#### [Provided material]
══════════════════════════════

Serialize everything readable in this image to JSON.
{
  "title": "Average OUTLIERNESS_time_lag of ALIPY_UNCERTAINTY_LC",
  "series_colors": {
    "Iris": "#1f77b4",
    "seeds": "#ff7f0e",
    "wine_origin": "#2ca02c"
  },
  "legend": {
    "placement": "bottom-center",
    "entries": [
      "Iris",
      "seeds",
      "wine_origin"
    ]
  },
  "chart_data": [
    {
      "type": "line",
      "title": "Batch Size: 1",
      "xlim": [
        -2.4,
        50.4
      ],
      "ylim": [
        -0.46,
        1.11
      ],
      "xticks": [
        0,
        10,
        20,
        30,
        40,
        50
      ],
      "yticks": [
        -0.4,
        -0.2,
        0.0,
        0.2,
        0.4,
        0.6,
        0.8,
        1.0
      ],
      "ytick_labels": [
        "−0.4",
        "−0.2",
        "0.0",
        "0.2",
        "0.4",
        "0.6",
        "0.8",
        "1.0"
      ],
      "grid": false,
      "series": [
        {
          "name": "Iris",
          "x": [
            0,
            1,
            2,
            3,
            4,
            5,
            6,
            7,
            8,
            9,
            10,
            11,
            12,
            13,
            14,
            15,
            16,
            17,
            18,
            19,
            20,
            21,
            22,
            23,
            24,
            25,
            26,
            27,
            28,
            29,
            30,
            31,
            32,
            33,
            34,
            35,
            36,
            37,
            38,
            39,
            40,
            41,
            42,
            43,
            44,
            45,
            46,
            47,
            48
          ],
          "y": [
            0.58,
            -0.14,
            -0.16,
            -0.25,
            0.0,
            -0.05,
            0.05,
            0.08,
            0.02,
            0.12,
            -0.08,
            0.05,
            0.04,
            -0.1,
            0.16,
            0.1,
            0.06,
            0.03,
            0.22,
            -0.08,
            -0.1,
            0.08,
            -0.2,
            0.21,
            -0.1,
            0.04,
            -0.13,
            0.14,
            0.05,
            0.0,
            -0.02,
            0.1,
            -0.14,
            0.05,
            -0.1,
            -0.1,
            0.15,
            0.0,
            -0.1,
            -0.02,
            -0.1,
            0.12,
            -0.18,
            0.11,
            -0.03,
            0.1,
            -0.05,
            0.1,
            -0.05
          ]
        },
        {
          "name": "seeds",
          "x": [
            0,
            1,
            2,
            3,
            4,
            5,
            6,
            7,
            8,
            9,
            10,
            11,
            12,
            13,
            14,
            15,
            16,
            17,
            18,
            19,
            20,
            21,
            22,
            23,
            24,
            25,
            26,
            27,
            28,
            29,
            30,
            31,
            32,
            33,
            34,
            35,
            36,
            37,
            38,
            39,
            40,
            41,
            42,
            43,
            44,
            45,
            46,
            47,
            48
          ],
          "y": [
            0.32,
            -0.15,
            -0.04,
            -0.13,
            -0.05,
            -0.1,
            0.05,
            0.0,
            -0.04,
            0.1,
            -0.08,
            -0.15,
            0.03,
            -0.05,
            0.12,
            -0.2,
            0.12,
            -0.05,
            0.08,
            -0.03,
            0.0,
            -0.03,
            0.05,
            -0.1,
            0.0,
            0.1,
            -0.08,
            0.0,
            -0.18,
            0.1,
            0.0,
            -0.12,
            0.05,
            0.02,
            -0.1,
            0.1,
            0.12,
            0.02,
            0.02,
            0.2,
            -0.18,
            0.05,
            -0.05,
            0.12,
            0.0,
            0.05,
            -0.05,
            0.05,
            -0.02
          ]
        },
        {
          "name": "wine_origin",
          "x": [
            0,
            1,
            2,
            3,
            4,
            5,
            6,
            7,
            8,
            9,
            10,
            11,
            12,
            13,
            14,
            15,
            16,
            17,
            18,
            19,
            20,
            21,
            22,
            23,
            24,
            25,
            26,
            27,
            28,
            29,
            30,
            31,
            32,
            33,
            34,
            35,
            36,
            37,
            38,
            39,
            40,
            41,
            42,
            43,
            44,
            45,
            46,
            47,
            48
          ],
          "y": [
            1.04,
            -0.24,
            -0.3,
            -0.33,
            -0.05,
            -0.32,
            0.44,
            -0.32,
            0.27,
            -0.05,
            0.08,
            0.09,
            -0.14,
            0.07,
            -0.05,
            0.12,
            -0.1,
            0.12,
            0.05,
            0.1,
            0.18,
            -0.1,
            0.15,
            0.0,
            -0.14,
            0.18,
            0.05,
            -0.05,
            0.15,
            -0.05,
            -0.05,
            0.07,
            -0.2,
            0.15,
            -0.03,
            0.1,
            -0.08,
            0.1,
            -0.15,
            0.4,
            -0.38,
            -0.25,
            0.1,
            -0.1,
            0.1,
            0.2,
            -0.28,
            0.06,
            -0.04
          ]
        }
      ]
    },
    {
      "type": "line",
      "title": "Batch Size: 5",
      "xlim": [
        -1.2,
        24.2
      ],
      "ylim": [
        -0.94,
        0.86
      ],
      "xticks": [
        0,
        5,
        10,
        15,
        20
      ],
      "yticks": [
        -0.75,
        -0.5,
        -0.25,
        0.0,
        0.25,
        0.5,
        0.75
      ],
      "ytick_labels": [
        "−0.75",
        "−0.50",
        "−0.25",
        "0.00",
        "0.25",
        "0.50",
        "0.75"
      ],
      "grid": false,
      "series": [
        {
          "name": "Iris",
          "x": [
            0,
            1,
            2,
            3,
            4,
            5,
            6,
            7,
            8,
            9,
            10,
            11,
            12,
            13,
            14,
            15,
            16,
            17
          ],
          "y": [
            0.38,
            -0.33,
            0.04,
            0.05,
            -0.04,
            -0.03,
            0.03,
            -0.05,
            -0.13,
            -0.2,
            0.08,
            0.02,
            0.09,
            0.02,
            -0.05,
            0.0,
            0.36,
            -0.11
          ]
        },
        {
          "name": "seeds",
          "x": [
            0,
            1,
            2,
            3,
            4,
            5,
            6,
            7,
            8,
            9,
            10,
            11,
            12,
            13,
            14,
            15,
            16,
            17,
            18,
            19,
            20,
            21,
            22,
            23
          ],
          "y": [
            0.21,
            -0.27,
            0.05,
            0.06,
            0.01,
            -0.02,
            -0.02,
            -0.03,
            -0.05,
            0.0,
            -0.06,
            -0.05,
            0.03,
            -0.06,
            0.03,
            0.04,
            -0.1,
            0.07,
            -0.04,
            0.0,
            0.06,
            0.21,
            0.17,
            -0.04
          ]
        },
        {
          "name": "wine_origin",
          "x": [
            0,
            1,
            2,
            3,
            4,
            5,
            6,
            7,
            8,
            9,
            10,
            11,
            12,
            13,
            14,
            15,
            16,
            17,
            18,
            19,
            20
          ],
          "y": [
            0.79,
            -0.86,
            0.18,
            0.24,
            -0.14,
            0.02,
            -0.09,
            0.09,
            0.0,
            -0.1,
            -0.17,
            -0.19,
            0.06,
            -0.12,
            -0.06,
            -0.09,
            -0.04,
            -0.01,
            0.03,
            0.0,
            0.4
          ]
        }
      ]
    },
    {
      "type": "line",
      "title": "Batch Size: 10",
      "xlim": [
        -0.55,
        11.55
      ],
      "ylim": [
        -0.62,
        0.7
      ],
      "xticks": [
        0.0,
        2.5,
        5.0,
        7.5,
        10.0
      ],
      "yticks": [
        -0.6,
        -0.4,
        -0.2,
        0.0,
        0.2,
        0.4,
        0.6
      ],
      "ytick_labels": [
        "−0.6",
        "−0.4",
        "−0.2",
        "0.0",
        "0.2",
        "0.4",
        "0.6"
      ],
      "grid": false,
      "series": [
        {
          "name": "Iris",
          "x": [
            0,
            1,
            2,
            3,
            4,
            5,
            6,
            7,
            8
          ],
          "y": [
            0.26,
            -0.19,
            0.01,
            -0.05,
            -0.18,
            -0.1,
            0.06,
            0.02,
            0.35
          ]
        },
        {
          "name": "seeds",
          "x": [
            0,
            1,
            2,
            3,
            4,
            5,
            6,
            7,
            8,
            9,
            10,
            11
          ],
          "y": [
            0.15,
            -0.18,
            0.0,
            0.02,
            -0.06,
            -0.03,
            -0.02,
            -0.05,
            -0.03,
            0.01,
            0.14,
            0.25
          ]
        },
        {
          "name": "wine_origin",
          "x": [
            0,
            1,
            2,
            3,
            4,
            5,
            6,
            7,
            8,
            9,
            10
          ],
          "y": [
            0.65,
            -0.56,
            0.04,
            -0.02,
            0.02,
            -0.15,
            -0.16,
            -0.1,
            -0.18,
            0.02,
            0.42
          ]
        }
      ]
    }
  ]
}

══════════════════════════════

#### [Brief]
Check every line for "title" and show the ones that have it.

#### [Answer to this problem]
  "title": "Average OUTLIERNESS_time_lag of ALIPY_UNCERTAINTY_LC",
      "title": "Batch Size: 1",
      "title": "Batch Size: 5",
      "title": "Batch Size: 10",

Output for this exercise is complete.